**WHAT YOU WILL DO:**
Copy each line in which the string "text" occurs.
⁂
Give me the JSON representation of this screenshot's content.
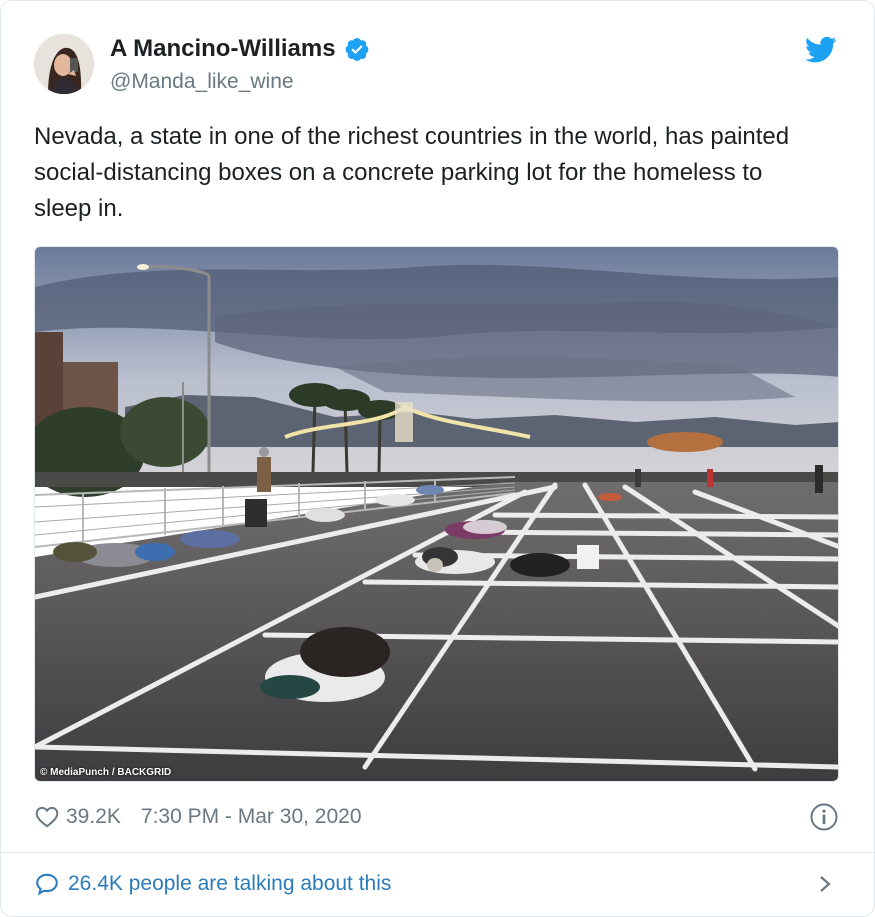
{
  "author": {
    "display_name": "A Mancino-Williams",
    "handle": "@Manda_like_wine",
    "verified": true,
    "avatar_icon": "profile-photo"
  },
  "tweet": {
    "text": "Nevada, a state in one of the richest countries in the world, has painted social-distancing boxes on a concrete parking lot for the homeless to sleep in."
  },
  "media": {
    "credit": "© MediaPunch / BACKGRID"
  },
  "meta": {
    "likes": "39.2K",
    "timestamp": "7:30 PM - Mar 30, 2020"
  },
  "footer": {
    "talking_label": "26.4K people are talking about this"
  },
  "colors": {
    "twitter_blue": "#1da1f2",
    "link_blue": "#2b7bb9",
    "meta_gray": "#697882",
    "text": "#1c2022"
  },
  "icons": {
    "verified": "verified-badge-icon",
    "brand": "twitter-bird-icon",
    "like": "heart-icon",
    "info": "info-icon",
    "conversation": "speech-bubble-icon",
    "more": "chevron-right-icon"
  }
}
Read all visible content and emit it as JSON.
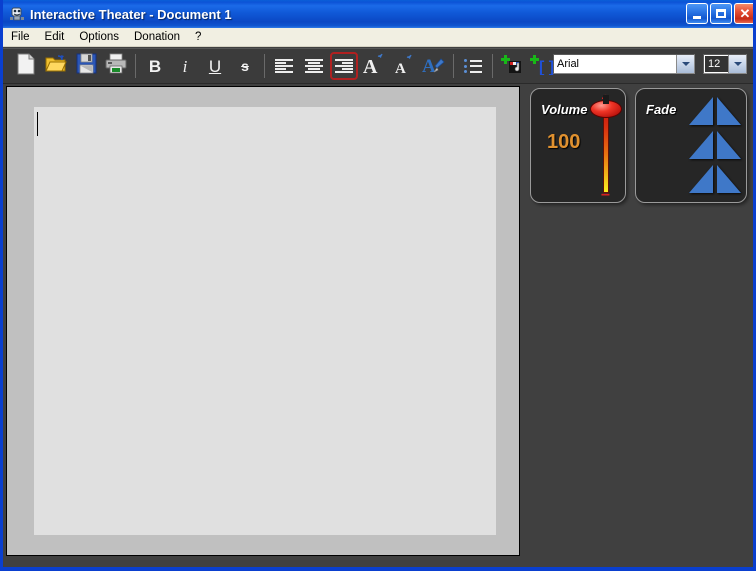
⁂
**ANSWER FOR THE TASK:**
    "text": "Nevada, a state in one of the richest countries in the world, has painted social-distancing boxes on a concrete parking lot for the homeless to sleep in."
    "text": "#1c2022"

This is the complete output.